-- REQUIRED TASK --
Locate every line in the records below that contains the word "died", and copy each one.
===============
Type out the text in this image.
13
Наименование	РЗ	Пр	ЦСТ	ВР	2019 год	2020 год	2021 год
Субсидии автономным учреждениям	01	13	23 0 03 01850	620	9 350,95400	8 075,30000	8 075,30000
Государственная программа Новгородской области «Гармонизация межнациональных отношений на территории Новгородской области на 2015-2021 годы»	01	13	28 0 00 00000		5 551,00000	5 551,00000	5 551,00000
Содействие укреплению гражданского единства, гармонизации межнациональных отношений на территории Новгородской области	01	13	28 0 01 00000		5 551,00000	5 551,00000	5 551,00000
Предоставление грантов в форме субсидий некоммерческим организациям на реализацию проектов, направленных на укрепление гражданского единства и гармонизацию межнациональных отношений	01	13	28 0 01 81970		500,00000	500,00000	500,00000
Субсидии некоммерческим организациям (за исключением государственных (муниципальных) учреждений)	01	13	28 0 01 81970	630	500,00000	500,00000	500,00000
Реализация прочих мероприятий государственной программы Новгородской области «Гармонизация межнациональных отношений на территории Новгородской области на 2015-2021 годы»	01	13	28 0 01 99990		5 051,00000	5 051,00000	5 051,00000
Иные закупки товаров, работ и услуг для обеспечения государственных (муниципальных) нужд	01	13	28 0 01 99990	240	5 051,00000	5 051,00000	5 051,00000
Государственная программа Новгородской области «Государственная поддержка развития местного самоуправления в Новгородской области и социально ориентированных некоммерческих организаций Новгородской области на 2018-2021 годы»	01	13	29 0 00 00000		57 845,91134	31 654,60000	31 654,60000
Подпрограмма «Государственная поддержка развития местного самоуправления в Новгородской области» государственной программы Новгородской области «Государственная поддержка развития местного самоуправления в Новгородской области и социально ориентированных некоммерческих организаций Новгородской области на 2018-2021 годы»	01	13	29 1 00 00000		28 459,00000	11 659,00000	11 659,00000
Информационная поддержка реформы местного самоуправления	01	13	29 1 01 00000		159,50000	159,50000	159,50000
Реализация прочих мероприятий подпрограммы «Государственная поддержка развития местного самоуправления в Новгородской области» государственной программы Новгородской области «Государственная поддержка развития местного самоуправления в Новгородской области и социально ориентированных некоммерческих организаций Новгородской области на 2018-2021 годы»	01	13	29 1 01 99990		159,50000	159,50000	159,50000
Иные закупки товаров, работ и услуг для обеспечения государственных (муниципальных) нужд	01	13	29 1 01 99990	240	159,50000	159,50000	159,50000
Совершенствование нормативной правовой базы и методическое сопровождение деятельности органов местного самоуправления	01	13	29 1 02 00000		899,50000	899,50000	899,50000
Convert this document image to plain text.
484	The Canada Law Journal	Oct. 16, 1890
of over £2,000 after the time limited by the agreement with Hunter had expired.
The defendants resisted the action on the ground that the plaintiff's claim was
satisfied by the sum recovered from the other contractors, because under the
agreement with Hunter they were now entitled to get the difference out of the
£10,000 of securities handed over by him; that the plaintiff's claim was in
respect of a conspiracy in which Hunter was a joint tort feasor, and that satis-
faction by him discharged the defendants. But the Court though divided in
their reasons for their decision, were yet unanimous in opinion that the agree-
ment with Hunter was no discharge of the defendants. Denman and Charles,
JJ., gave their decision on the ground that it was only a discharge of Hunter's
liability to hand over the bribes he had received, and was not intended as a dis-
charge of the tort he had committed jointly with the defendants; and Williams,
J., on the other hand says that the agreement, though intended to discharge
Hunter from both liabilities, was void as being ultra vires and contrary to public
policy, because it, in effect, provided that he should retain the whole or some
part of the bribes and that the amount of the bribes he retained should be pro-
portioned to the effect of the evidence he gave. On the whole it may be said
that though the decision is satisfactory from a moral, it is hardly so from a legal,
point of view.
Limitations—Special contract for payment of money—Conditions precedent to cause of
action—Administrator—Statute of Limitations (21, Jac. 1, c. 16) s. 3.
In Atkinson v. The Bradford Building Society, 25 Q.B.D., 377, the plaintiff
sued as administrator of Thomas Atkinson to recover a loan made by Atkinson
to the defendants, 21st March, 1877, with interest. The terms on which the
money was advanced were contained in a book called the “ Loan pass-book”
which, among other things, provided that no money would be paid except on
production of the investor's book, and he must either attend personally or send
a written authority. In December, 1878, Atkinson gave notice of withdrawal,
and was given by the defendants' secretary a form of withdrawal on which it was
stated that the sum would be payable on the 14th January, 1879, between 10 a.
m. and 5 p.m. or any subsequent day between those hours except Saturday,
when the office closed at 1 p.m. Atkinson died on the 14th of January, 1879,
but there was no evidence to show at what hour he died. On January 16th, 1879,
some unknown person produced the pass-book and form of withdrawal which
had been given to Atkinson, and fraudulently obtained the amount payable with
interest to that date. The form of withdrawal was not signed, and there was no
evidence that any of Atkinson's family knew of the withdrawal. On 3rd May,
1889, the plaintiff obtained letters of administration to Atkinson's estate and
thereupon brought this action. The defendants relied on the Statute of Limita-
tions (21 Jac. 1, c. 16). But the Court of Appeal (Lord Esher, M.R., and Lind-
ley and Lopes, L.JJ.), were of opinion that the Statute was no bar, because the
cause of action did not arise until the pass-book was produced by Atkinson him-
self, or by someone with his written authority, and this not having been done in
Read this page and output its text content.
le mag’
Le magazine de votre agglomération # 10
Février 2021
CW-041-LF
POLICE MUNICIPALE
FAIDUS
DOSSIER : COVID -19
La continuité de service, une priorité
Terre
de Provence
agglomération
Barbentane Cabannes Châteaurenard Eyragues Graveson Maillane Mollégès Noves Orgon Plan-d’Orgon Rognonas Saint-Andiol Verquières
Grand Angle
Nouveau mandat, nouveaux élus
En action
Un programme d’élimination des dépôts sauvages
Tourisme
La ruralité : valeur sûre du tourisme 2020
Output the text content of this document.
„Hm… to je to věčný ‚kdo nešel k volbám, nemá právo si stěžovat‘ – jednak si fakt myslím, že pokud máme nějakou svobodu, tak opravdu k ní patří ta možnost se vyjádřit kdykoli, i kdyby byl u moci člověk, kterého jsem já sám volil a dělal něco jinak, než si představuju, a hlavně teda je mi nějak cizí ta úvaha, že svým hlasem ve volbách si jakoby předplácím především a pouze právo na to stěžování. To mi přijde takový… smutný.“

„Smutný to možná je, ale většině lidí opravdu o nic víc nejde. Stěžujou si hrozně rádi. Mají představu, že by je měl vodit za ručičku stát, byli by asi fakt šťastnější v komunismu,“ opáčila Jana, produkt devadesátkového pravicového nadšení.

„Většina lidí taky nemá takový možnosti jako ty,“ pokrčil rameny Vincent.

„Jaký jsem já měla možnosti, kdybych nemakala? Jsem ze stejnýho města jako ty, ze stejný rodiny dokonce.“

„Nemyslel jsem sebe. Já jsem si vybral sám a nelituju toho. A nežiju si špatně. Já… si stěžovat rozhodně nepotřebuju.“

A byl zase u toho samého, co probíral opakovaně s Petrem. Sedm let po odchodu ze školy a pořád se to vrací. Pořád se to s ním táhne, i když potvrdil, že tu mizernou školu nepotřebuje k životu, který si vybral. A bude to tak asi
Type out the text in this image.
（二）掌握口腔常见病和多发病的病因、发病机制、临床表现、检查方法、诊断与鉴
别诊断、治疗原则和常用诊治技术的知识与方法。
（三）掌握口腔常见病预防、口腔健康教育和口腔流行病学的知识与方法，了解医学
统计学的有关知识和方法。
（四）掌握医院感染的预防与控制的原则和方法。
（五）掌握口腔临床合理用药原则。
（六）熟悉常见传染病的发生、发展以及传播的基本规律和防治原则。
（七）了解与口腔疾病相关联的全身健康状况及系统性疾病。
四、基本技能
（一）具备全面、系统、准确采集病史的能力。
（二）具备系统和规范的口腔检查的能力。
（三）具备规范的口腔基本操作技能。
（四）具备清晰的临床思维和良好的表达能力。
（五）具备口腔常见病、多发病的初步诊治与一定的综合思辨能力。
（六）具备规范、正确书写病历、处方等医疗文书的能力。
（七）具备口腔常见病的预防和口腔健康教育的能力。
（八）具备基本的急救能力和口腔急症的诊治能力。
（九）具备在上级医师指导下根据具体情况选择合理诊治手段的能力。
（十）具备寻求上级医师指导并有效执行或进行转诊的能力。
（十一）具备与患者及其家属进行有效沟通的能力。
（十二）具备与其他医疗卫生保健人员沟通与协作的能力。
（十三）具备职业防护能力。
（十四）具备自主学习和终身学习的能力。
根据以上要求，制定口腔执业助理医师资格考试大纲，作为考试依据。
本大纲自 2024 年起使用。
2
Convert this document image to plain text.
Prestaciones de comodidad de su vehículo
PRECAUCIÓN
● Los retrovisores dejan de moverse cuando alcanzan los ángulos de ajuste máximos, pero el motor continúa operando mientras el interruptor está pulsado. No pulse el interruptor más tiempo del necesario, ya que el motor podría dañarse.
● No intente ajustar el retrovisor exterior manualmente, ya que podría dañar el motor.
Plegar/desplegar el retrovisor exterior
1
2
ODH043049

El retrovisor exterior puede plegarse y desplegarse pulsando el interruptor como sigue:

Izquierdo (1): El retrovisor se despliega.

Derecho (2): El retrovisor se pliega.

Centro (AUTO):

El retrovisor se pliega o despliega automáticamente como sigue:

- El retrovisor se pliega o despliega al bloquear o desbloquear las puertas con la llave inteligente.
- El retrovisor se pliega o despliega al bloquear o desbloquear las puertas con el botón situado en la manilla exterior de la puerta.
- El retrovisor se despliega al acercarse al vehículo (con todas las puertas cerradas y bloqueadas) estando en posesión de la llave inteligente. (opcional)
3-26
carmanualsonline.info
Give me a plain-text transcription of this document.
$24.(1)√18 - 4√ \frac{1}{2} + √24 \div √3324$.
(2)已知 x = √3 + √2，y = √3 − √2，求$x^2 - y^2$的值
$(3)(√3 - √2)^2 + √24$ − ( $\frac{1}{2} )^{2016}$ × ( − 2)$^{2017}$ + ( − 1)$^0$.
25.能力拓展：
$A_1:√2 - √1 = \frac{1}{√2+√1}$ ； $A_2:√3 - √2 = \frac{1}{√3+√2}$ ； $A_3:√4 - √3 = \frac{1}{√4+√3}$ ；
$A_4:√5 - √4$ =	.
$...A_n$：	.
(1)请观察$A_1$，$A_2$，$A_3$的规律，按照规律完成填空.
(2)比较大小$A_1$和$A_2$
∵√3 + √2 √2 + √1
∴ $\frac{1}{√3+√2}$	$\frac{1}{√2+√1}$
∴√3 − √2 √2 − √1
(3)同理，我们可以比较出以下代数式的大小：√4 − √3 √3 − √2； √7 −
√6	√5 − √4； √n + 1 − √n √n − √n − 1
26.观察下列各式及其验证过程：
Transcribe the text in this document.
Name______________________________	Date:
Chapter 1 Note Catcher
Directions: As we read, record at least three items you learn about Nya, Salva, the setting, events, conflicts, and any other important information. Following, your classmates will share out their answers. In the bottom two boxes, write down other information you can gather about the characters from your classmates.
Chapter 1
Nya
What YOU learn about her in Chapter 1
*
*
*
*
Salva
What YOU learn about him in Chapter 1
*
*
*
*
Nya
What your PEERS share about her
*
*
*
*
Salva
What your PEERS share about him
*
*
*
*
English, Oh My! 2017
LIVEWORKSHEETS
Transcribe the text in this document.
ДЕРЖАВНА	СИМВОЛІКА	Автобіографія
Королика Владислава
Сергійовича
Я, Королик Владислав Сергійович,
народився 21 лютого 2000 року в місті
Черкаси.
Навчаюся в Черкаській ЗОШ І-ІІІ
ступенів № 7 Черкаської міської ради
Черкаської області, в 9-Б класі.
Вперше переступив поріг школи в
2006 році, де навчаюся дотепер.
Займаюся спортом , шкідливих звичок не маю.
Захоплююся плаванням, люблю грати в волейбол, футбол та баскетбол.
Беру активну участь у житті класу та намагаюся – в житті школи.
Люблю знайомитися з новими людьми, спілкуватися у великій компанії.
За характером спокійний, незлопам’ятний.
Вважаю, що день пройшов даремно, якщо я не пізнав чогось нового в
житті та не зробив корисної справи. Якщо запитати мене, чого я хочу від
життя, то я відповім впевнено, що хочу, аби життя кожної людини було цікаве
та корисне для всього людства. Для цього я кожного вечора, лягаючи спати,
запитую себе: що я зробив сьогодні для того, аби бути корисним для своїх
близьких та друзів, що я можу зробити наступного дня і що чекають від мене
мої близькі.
===============
-- EXERCISE OUTPUT --
when the office closed at 1 p.m. Atkinson died on the 14th of January, 1879,
but there was no evidence to show at what hour he died. On January 16th, 1879,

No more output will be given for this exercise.